- **Task**
Go through the entries below and retype them exactly, omitting each picture.

═════ Material provided

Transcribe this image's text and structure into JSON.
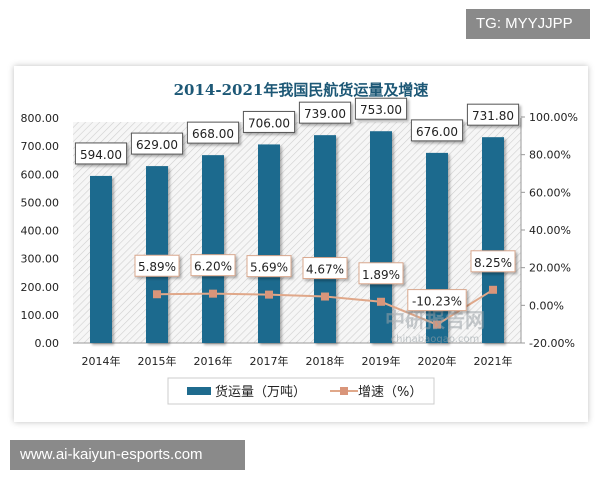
{
  "overlay": {
    "top_right_tag": "TG: MYYJJPP",
    "bottom_left_tag": "www.ai-kaiyun-esports.com"
  },
  "watermark": {
    "name": "中研报告网",
    "url": "chinabaogao.com"
  },
  "chart_data": {
    "type": "bar+line",
    "title": "2014-2021年我国民航货运量及增速",
    "categories": [
      "2014年",
      "2015年",
      "2016年",
      "2017年",
      "2018年",
      "2019年",
      "2020年",
      "2021年"
    ],
    "series": [
      {
        "name": "货运量（万吨）",
        "type": "bar",
        "axis": "left",
        "color": "#1f6b8e",
        "values": [
          594.0,
          629.0,
          668.0,
          706.0,
          739.0,
          753.0,
          676.0,
          731.8
        ],
        "labels": [
          "594.00",
          "629.00",
          "668.00",
          "706.00",
          "739.00",
          "753.00",
          "676.00",
          "731.80"
        ]
      },
      {
        "name": "增速（%）",
        "type": "line",
        "axis": "right",
        "color": "#e0a88a",
        "values": [
          null,
          5.89,
          6.2,
          5.69,
          4.67,
          1.89,
          -10.23,
          8.25
        ],
        "labels": [
          "",
          "5.89%",
          "6.20%",
          "5.69%",
          "4.67%",
          "1.89%",
          "-10.23%",
          "8.25%"
        ]
      }
    ],
    "left_axis": {
      "range": [
        0,
        800
      ],
      "ticks": [
        "0.00",
        "100.00",
        "200.00",
        "300.00",
        "400.00",
        "500.00",
        "600.00",
        "700.00",
        "800.00"
      ]
    },
    "right_axis": {
      "range": [
        -20,
        100
      ],
      "ticks": [
        "-20.00%",
        "0.00%",
        "20.00%",
        "40.00%",
        "60.00%",
        "80.00%",
        "100.00%"
      ]
    },
    "legend_position": "bottom",
    "grid": false
  }
}
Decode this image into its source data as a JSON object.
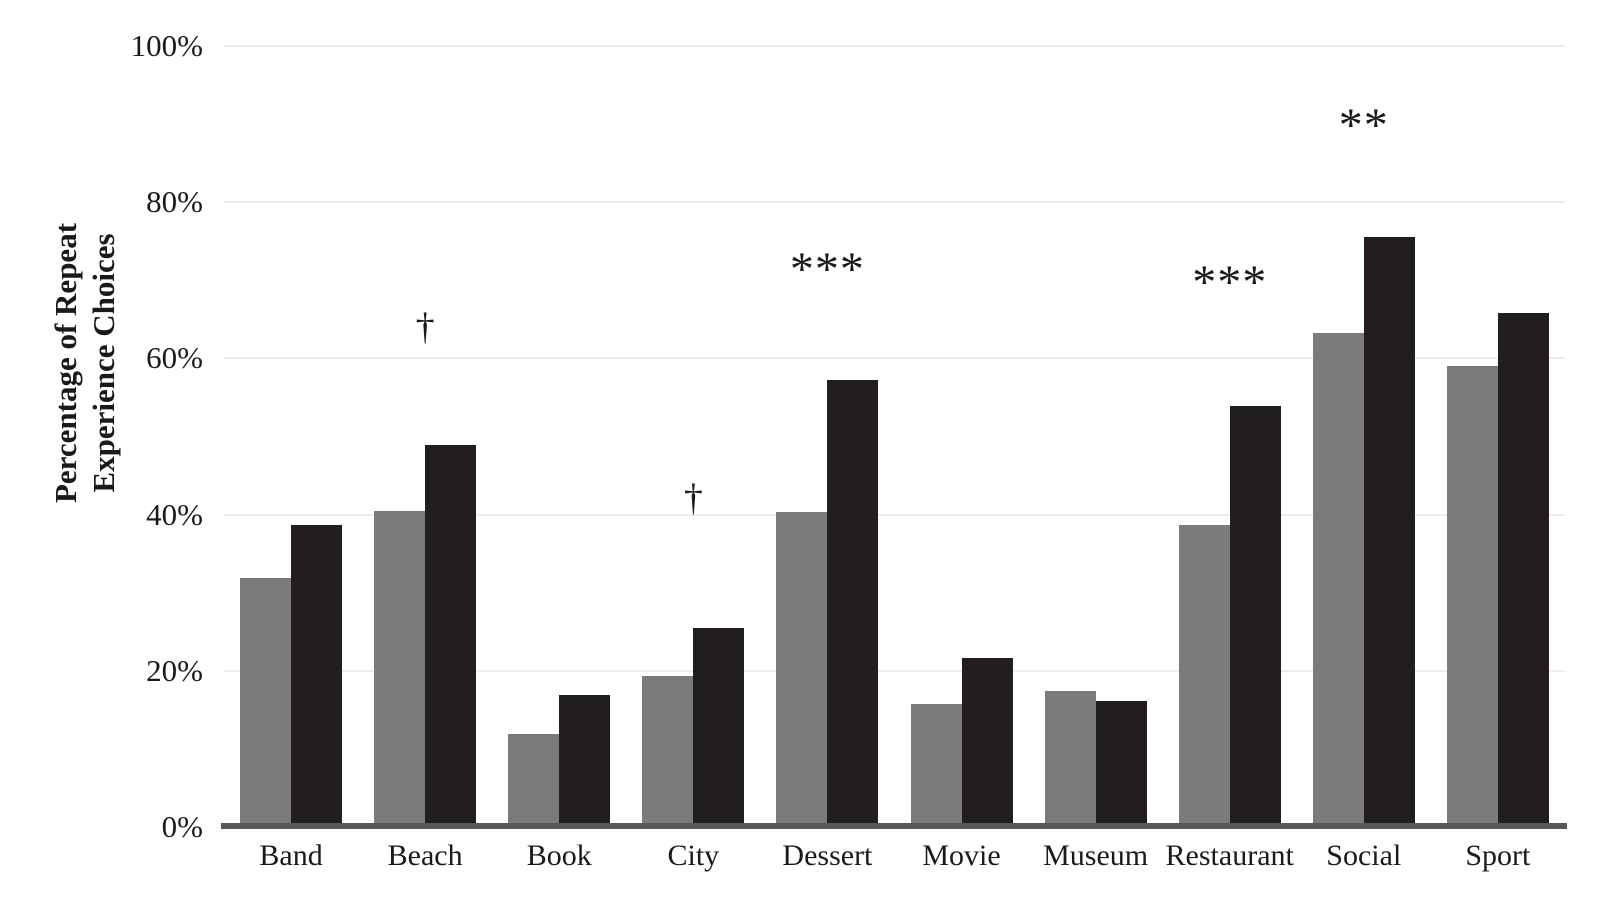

══════════

- **Exercise answer**
Transcribe this image's text and structure into JSON.
{
  "overlay": {
    "top_right_tag": "TG: MYYJJPP",
    "bottom_left_tag": "www.ai-kaiyun-esports.com"
  },
  "watermark": {
    "name": "中研报告网",
    "url": "chinabaogao.com"
  },
  "chart_data": {
    "type": "bar+line",
    "title": "2014-2021年我国民航货运量及增速",
    "categories": [
      "2014年",
      "2015年",
      "2016年",
      "2017年",
      "2018年",
      "2019年",
      "2020年",
      "2021年"
    ],
    "series": [
      {
        "name": "货运量（万吨）",
        "type": "bar",
        "axis": "left",
        "color": "#1f6b8e",
        "values": [
          594.0,
          629.0,
          668.0,
          706.0,
          739.0,
          753.0,
          676.0,
          731.8
        ],
        "labels": [
          "594.00",
          "629.00",
          "668.00",
          "706.00",
          "739.00",
          "753.00",
          "676.00",
          "731.80"
        ]
      },
      {
        "name": "增速（%）",
        "type": "line",
        "axis": "right",
        "color": "#e0a88a",
        "values": [
          null,
          5.89,
          6.2,
          5.69,
          4.67,
          1.89,
          -10.23,
          8.25
        ],
        "labels": [
          "",
          "5.89%",
          "6.20%",
          "5.69%",
          "4.67%",
          "1.89%",
          "-10.23%",
          "8.25%"
        ]
      }
    ],
    "left_axis": {
      "range": [
        0,
        800
      ],
      "ticks": [
        "0.00",
        "100.00",
        "200.00",
        "300.00",
        "400.00",
        "500.00",
        "600.00",
        "700.00",
        "800.00"
      ]
    },
    "right_axis": {
      "range": [
        -20,
        100
      ],
      "ticks": [
        "-20.00%",
        "0.00%",
        "20.00%",
        "40.00%",
        "60.00%",
        "80.00%",
        "100.00%"
      ]
    },
    "legend_position": "bottom",
    "grid": false
  }
}
Decode this image into its source data as a JSON object.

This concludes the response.